-- start Records provided --
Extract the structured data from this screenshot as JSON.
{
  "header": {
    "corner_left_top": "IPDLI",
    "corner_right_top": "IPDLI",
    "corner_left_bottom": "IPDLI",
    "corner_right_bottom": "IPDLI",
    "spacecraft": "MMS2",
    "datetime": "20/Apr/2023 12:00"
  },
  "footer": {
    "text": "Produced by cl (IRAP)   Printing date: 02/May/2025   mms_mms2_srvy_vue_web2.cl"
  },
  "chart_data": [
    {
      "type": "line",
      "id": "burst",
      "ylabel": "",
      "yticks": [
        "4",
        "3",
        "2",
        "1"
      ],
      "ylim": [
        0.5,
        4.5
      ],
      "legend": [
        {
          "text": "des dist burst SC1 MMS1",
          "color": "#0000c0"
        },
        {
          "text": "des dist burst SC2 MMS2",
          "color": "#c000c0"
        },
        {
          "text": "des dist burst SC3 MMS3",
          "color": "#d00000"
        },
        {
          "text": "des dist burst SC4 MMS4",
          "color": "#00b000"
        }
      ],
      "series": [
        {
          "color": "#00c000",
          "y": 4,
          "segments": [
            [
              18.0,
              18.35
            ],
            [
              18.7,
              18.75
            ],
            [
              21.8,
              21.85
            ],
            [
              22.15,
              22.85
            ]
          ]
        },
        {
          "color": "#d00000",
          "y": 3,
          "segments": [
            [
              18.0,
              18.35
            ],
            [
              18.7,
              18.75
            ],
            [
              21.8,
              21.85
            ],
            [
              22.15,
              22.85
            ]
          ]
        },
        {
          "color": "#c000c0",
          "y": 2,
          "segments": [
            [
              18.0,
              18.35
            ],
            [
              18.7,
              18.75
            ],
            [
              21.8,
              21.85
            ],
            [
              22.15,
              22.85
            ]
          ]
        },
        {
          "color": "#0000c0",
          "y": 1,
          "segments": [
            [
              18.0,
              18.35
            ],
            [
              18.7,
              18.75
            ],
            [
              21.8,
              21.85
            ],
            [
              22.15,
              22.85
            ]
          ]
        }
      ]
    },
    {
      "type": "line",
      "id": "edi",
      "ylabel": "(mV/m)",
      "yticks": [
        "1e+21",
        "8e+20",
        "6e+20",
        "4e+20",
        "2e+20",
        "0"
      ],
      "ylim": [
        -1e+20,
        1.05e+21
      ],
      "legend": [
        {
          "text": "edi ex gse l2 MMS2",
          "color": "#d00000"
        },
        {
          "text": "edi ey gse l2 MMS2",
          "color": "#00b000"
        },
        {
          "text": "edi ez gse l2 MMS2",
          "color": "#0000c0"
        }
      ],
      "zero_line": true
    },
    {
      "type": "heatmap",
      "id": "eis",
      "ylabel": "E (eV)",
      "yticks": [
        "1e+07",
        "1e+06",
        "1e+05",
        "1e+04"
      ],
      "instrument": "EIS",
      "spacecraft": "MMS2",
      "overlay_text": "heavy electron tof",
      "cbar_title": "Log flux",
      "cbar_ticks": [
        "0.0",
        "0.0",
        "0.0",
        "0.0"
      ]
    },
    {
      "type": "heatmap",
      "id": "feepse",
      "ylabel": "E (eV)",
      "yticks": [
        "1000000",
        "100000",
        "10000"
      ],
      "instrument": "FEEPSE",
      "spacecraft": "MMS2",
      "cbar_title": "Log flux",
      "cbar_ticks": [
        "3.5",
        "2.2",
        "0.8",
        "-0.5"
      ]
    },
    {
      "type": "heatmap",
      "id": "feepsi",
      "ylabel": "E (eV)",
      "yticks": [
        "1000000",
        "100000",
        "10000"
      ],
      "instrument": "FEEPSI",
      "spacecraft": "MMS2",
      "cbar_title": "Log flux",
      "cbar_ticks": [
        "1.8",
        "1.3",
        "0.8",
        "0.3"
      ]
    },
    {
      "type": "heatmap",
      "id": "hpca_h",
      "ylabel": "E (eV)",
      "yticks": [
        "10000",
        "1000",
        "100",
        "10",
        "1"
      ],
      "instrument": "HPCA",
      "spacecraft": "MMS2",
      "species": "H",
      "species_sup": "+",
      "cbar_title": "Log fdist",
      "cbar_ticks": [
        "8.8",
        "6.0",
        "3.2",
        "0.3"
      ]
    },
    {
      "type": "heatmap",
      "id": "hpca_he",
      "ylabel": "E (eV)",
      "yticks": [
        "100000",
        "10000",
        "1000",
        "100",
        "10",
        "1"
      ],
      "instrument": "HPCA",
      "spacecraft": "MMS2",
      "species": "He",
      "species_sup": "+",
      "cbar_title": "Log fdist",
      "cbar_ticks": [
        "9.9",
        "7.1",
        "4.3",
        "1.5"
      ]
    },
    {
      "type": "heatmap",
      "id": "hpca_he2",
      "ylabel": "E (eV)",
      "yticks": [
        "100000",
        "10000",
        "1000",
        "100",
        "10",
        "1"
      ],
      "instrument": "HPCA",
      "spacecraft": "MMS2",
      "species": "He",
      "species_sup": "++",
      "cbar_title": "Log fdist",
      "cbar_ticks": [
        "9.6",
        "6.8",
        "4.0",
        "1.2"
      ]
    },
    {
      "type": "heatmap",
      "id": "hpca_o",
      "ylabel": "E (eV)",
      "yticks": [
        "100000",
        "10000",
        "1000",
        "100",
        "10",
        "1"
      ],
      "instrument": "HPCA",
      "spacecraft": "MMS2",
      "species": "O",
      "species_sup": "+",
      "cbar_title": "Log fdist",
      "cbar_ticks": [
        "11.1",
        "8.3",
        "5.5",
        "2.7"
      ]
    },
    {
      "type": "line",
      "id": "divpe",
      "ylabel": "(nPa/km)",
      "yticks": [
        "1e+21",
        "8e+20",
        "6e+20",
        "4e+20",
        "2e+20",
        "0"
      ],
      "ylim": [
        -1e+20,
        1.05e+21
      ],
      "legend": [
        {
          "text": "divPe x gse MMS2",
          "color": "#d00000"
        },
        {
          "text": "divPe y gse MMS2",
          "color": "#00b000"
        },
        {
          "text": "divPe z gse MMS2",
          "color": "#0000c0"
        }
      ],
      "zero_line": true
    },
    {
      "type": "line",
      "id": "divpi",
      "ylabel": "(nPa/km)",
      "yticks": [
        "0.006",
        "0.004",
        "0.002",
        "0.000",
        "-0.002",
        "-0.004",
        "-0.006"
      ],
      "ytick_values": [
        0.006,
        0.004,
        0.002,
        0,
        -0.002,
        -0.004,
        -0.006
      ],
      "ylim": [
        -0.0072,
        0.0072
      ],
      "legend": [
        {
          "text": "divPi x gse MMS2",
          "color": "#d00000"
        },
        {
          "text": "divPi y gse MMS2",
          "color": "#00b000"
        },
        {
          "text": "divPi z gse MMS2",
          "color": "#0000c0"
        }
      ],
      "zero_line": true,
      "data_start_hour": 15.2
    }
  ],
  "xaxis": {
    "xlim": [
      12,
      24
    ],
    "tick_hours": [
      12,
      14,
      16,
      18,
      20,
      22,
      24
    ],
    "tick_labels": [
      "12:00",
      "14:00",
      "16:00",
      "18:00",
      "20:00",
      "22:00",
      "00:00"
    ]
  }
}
-- end Records provided --
-- start Records provided --
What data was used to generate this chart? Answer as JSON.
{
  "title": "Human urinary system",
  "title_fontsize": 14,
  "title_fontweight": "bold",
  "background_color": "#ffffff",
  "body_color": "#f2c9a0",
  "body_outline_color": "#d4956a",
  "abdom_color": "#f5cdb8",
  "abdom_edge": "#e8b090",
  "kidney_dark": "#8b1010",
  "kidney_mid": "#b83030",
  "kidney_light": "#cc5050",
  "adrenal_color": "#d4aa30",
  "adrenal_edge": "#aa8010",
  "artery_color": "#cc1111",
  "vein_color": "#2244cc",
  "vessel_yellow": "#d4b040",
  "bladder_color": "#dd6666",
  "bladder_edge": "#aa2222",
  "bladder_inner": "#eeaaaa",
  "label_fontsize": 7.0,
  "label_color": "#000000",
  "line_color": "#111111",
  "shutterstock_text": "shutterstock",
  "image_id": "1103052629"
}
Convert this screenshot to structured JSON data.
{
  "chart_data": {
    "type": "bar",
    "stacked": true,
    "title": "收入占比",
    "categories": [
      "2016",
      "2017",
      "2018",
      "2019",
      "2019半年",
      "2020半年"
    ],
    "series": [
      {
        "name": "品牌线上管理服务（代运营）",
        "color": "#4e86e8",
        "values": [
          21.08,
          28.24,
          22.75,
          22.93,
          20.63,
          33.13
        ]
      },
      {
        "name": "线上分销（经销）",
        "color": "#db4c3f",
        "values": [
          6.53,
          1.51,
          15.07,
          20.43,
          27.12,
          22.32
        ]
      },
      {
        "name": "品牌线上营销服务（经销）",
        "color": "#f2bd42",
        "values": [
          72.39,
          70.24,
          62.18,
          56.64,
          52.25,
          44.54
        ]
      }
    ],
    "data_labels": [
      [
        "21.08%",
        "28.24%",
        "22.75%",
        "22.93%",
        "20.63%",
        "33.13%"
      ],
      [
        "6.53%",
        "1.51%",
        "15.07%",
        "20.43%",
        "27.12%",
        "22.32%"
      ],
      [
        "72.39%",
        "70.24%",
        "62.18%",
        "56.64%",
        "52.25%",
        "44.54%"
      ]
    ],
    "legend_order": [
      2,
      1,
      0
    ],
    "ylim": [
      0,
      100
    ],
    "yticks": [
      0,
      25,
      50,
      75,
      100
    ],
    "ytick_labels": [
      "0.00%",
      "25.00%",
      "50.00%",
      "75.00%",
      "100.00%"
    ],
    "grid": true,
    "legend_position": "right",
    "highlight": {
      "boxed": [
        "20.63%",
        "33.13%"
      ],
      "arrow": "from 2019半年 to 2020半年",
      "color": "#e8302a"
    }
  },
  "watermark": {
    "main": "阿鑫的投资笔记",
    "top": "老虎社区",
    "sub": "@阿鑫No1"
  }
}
-- end Records provided --
▶ What is expected
Copy down every line of the material above that includes the string "name".

▶ Solution to the exercise
        "name": "品牌线上管理服务（代运营）",
        "name": "线上分销（经销）",
        "name": "品牌线上营销服务（经销）",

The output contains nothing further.